----- RECORDS TO PROCESS -----

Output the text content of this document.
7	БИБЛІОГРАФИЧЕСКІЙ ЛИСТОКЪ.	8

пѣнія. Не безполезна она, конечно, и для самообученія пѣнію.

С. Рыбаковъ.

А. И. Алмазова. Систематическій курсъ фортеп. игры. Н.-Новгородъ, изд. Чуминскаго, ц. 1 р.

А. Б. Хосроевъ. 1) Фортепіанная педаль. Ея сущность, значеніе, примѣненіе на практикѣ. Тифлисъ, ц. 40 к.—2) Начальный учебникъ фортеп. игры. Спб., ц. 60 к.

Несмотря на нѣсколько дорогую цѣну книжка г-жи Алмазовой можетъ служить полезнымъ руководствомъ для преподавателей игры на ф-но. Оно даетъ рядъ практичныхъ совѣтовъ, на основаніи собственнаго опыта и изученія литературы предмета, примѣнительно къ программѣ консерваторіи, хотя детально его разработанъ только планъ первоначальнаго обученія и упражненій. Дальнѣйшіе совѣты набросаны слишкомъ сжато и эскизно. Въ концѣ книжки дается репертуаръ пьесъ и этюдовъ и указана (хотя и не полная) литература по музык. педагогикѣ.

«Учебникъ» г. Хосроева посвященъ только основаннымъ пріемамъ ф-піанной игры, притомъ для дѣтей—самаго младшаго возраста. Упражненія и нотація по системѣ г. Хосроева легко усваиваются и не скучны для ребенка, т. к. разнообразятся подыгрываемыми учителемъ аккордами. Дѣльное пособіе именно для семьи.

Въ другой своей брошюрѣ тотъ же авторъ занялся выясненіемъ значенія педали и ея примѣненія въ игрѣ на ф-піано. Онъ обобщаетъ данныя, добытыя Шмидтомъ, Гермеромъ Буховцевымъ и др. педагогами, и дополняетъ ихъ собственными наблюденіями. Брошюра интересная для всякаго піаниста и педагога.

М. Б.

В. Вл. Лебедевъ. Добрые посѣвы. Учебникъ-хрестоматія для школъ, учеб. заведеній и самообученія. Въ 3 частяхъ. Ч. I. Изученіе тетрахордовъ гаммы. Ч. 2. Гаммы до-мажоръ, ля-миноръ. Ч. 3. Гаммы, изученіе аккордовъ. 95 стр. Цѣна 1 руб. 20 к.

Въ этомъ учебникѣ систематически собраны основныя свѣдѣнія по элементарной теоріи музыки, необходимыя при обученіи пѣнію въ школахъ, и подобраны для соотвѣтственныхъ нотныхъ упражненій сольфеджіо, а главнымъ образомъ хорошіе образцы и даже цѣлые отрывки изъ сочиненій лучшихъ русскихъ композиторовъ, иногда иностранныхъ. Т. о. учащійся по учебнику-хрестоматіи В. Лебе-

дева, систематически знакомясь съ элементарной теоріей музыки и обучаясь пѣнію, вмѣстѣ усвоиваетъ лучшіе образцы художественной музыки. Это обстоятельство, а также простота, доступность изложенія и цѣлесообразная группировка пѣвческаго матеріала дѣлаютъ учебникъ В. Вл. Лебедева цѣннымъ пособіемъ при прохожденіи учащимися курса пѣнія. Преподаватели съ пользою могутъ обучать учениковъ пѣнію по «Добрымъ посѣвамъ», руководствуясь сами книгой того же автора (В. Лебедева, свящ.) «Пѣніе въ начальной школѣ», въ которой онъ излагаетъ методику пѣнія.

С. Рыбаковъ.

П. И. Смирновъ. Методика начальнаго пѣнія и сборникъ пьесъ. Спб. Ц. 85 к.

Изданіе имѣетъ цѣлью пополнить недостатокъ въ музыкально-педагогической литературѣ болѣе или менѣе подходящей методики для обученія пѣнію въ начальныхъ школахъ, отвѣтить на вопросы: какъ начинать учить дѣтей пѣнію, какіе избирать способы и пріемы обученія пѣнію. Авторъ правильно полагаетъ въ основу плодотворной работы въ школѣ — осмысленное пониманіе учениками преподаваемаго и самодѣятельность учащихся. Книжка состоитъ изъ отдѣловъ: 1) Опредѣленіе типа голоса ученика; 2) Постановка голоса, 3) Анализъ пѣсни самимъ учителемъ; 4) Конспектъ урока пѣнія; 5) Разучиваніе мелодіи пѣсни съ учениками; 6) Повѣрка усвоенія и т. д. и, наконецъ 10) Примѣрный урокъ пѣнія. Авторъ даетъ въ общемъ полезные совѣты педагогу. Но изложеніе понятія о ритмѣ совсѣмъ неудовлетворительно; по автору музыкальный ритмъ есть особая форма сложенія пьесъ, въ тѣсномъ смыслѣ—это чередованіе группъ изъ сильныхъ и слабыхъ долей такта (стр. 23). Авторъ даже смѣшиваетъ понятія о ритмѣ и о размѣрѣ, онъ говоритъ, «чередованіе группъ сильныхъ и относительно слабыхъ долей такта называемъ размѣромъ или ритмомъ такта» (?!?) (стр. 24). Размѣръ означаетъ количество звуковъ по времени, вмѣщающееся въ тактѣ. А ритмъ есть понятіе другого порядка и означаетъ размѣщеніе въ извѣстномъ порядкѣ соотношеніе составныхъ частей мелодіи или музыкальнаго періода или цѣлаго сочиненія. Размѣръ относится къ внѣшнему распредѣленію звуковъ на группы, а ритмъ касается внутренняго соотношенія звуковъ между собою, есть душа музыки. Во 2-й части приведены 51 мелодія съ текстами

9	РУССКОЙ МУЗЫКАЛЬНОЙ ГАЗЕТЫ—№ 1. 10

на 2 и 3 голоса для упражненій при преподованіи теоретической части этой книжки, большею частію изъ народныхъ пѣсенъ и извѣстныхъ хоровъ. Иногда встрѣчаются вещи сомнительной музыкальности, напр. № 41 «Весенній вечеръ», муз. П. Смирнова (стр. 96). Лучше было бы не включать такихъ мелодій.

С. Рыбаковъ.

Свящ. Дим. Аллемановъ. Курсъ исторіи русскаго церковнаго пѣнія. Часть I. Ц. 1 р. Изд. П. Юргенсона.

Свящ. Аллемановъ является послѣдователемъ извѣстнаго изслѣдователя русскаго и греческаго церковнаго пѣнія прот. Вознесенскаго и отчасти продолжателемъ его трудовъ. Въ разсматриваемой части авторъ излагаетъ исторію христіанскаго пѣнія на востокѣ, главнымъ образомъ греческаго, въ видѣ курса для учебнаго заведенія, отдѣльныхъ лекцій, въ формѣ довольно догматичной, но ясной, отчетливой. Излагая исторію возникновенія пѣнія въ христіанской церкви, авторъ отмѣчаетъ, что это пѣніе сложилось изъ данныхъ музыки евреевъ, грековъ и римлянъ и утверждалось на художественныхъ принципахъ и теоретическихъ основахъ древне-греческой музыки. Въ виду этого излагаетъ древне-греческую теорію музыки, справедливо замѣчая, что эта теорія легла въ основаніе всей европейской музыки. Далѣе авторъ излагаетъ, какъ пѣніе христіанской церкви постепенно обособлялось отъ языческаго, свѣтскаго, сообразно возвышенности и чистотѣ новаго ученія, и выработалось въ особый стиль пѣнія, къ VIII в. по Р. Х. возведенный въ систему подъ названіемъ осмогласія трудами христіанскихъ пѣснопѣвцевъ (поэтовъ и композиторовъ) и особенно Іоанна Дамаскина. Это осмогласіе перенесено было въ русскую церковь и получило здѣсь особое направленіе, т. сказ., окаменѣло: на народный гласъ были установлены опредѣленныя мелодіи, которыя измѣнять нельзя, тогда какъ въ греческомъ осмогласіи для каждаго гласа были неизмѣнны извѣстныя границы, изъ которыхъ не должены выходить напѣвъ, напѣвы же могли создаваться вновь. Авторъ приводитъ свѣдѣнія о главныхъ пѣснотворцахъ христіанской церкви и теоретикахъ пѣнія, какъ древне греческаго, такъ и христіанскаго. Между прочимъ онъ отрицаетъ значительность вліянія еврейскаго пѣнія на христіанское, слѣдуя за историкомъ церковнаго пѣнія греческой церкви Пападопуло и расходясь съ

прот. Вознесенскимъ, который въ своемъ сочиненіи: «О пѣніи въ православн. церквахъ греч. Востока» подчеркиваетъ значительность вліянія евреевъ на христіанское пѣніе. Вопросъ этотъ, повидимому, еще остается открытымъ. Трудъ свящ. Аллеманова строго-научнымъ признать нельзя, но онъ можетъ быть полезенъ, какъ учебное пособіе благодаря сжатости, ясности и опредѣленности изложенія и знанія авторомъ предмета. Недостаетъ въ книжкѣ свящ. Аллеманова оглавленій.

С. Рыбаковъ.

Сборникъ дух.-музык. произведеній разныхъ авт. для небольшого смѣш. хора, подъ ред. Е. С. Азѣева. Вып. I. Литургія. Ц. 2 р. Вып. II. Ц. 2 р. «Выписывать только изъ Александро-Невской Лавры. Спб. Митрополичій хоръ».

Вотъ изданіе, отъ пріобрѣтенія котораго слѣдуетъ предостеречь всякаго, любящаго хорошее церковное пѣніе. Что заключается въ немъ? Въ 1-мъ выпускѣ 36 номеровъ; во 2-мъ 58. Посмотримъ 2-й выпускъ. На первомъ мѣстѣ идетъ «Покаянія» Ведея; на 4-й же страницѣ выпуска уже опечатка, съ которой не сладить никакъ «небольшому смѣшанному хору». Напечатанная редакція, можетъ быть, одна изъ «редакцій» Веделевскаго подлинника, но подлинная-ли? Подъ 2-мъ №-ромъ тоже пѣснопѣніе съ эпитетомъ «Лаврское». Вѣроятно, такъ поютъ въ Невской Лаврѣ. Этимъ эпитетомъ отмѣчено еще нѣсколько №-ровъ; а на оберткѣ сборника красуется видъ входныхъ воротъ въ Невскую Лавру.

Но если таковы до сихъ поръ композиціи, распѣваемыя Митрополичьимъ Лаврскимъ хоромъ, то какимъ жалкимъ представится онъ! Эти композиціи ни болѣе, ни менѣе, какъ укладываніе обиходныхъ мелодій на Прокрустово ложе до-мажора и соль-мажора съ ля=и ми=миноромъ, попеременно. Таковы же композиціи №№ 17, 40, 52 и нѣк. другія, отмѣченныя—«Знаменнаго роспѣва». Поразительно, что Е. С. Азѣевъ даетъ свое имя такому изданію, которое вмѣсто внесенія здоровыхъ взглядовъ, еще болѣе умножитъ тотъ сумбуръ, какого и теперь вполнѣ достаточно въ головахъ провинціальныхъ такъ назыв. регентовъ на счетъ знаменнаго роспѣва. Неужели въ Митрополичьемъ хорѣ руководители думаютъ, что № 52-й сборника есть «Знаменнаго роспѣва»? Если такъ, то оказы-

-----

• **THE PROBLEM**: State the number of lines above that hold the string "игры", with nothing added.

• **ANSWER IN FULL**: 4